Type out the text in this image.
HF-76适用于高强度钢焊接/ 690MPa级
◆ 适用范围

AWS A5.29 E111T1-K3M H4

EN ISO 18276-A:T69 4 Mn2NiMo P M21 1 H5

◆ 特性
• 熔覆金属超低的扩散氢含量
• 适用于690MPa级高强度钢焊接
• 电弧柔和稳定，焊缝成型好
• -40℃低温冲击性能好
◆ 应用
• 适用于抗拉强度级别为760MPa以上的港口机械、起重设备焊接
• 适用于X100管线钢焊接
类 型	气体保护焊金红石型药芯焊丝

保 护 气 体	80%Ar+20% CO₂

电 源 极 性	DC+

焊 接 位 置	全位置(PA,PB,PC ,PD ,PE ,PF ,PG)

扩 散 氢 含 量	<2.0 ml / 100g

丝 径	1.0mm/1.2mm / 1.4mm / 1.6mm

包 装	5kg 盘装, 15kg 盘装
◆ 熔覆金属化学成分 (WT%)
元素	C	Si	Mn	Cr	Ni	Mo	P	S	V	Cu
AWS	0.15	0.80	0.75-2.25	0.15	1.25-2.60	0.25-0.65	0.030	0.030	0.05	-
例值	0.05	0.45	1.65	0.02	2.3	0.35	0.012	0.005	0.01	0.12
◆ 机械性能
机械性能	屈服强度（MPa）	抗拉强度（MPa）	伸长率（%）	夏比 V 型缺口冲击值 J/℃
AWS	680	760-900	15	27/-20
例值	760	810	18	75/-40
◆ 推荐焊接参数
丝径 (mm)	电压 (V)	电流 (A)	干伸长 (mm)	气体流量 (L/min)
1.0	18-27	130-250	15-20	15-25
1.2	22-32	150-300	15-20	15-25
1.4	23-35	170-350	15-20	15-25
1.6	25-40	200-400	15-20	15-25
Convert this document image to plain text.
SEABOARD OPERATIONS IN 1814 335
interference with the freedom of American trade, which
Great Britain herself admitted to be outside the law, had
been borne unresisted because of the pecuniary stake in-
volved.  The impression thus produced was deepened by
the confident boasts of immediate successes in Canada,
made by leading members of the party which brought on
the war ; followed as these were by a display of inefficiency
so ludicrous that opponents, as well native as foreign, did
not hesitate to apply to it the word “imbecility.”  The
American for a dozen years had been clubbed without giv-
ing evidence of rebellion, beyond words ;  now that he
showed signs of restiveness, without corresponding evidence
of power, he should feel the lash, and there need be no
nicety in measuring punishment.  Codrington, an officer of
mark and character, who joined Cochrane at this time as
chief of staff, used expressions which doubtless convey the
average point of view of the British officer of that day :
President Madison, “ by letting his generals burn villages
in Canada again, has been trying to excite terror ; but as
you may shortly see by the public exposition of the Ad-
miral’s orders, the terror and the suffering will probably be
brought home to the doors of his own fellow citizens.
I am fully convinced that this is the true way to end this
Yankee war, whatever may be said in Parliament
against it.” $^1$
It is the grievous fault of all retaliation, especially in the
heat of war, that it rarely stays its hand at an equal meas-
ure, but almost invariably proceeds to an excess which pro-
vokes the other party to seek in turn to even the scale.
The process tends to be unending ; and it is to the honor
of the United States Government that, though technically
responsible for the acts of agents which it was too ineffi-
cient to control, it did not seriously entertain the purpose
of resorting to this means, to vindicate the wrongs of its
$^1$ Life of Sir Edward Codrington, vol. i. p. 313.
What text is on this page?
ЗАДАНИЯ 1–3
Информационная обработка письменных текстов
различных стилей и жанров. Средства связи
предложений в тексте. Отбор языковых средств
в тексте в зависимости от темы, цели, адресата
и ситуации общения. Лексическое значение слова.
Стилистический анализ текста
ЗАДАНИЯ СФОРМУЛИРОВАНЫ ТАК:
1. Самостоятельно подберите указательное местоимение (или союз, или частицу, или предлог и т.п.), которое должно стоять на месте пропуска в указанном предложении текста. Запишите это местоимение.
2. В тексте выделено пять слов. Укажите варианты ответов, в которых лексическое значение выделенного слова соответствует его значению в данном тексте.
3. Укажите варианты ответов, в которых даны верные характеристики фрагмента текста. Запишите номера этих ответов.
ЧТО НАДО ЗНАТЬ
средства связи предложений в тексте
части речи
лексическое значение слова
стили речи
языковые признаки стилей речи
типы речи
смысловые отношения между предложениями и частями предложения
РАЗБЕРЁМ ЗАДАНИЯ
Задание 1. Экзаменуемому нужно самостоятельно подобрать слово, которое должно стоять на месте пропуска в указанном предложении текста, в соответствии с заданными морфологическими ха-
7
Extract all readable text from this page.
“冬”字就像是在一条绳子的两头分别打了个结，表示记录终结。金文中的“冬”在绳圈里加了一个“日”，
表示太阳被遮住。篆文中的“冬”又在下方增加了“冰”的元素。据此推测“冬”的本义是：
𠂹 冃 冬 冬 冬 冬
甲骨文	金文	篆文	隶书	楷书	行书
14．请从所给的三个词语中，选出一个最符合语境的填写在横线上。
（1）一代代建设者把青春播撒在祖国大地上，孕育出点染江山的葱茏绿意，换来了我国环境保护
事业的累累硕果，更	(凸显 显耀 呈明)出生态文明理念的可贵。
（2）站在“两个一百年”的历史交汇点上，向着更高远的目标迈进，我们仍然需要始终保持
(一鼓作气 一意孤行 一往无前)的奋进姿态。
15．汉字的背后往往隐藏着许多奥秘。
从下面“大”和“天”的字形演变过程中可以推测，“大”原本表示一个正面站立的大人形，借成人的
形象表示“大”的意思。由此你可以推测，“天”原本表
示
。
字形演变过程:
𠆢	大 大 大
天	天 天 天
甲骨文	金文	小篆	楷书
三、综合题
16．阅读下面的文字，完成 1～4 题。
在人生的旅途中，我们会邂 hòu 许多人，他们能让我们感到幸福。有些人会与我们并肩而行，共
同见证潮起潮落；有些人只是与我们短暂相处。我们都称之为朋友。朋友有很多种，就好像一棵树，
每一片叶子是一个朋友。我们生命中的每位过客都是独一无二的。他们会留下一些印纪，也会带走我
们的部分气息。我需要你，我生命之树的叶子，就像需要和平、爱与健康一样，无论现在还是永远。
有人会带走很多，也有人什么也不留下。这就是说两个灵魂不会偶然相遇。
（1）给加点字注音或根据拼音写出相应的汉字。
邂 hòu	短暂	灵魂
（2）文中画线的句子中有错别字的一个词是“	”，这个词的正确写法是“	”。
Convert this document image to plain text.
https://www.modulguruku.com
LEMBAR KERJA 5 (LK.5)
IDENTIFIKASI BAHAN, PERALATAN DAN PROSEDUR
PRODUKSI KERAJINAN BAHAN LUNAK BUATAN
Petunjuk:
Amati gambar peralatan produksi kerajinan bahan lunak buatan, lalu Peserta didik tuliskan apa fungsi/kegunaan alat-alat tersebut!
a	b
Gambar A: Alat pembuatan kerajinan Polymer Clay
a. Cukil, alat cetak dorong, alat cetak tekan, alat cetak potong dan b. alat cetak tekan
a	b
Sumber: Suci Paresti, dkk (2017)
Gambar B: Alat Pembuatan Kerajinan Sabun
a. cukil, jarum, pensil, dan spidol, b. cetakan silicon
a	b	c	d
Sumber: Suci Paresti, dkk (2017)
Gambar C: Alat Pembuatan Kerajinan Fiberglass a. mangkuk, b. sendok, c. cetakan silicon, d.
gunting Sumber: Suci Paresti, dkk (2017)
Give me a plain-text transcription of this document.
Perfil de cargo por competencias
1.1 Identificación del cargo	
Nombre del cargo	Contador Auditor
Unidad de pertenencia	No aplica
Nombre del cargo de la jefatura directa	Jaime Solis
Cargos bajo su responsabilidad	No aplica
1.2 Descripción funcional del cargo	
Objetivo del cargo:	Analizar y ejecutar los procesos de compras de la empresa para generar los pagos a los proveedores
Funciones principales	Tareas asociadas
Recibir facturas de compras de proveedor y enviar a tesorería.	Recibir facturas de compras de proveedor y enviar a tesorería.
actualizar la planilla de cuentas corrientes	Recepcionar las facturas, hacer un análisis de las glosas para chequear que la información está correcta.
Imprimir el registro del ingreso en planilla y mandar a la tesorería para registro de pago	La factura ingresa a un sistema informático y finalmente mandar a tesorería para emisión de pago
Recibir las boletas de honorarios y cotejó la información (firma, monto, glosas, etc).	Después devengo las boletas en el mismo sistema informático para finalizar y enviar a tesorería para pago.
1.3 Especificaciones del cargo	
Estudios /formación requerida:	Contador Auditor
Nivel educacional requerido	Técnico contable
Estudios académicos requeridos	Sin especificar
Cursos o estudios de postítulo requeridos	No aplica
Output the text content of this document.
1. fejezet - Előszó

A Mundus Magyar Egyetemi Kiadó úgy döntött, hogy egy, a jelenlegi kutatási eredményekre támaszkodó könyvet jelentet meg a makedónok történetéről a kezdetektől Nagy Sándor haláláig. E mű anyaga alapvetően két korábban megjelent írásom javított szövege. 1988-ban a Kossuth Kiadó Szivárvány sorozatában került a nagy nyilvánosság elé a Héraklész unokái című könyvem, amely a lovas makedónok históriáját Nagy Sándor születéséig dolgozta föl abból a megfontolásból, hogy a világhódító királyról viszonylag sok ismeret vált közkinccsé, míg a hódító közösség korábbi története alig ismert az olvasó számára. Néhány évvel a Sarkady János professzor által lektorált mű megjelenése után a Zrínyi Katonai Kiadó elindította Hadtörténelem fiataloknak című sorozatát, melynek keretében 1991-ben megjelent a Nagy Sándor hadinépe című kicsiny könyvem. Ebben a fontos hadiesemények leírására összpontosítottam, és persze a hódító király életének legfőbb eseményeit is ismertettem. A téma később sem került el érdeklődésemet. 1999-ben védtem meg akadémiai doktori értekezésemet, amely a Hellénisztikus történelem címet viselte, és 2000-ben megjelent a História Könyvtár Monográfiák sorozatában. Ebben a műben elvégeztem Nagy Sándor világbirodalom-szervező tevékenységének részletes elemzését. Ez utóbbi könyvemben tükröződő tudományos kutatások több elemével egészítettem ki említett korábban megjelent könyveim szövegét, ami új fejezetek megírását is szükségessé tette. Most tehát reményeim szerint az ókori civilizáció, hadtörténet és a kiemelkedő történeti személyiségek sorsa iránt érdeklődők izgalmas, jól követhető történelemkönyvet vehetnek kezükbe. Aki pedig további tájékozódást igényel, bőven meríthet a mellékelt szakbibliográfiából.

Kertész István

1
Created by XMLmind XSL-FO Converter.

## Exercise requirements
Pull every line containing "compras" out of the data above.

## Answer in full
Objetivo del cargo:	Analizar y ejecutar los procesos de compras de la empresa para generar los pagos a los proveedores
Recibir facturas de compras de proveedor y enviar a tesorería.	Recibir facturas de compras de proveedor y enviar a tesorería.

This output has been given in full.